**WRITTEN INSTRUCTION**
Each line that holds the word "Insects" should be returned.

━━━━━━━━━━━━━━━━

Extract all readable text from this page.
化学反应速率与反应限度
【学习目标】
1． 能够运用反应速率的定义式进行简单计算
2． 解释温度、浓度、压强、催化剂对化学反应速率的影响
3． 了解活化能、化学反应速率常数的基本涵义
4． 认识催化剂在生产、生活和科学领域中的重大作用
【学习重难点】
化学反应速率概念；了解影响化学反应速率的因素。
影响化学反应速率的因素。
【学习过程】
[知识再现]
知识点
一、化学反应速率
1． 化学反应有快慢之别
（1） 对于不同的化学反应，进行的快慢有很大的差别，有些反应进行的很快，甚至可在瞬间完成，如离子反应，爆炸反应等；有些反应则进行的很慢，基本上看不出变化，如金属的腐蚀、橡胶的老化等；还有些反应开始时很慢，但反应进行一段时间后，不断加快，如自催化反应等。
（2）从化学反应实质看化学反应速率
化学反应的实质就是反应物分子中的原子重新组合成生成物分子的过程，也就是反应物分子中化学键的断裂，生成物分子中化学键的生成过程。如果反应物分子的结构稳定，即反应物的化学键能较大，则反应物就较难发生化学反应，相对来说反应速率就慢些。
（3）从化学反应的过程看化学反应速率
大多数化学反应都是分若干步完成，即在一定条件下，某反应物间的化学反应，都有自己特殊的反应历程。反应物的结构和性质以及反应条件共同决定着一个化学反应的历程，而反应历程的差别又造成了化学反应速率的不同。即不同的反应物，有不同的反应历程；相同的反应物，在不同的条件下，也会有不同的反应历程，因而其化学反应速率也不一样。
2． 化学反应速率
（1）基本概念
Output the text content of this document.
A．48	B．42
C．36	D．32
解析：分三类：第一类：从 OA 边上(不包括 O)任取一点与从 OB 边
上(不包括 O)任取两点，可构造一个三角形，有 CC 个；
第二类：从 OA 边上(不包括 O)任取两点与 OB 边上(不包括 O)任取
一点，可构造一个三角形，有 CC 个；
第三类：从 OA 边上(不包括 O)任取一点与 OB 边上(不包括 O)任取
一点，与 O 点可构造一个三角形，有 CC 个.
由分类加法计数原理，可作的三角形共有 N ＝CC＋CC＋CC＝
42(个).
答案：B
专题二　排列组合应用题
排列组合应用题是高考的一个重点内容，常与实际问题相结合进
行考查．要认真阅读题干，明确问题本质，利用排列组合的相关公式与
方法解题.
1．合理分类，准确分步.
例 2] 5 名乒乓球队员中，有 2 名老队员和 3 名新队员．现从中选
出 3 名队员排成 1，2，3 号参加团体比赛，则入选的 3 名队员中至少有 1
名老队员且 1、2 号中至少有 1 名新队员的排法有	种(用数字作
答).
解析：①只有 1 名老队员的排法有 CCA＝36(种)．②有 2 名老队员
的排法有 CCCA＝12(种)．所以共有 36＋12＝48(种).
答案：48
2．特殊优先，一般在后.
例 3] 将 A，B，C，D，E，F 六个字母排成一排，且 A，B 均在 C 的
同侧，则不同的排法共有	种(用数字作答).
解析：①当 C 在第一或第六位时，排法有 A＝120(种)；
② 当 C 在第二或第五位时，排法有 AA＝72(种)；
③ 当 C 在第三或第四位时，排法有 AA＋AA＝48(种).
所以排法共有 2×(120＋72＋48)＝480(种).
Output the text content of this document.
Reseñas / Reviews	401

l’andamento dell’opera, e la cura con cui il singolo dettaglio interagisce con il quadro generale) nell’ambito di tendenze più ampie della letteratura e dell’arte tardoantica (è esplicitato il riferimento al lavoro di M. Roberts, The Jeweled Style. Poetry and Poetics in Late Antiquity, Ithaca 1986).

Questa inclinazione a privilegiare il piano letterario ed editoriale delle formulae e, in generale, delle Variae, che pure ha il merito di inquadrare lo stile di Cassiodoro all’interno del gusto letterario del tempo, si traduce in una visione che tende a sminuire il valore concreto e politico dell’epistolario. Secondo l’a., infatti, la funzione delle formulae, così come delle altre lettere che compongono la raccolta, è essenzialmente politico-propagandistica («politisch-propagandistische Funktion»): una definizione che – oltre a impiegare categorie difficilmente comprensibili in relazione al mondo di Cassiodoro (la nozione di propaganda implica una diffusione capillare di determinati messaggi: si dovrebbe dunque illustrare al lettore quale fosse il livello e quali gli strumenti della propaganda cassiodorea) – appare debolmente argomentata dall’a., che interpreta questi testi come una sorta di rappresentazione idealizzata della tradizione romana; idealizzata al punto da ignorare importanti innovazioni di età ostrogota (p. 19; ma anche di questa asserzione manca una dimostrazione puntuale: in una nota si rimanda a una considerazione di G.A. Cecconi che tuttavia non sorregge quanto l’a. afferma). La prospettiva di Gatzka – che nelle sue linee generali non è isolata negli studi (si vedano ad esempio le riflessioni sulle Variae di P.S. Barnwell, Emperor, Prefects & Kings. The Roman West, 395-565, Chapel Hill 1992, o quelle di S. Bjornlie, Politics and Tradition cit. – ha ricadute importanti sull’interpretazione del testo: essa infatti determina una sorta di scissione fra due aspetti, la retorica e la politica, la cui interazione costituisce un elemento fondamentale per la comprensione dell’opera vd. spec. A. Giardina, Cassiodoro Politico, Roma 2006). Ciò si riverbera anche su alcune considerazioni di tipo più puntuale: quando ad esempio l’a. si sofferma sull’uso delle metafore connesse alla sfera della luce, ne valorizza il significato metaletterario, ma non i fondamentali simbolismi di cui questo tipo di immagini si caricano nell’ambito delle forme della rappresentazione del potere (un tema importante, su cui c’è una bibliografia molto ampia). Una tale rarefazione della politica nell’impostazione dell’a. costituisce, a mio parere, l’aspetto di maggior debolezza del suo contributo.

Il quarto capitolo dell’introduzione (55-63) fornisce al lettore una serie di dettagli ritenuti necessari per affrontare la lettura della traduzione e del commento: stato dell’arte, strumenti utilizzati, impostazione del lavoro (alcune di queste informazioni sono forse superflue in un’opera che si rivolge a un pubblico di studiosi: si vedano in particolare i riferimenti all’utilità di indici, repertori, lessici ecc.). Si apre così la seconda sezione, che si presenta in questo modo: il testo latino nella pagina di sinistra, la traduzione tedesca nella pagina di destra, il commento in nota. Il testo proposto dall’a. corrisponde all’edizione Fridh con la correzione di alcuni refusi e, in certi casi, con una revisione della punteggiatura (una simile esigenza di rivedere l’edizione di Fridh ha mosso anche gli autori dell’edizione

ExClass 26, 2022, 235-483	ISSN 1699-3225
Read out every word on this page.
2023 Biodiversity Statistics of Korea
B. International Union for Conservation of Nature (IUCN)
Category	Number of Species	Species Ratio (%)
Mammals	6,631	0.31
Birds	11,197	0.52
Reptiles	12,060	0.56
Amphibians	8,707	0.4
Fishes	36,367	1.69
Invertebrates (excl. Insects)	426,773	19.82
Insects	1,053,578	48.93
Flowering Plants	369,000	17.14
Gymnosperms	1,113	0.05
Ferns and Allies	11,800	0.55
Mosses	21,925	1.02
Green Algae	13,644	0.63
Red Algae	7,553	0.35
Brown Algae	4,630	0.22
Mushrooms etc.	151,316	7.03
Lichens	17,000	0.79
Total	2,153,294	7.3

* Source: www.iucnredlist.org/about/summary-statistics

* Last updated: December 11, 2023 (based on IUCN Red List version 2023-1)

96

━━━━━━━━━━━━━━━━

**OUTPUT**
Invertebrates (excl. Insects)	426,773	19.82
Insects	1,053,578	48.93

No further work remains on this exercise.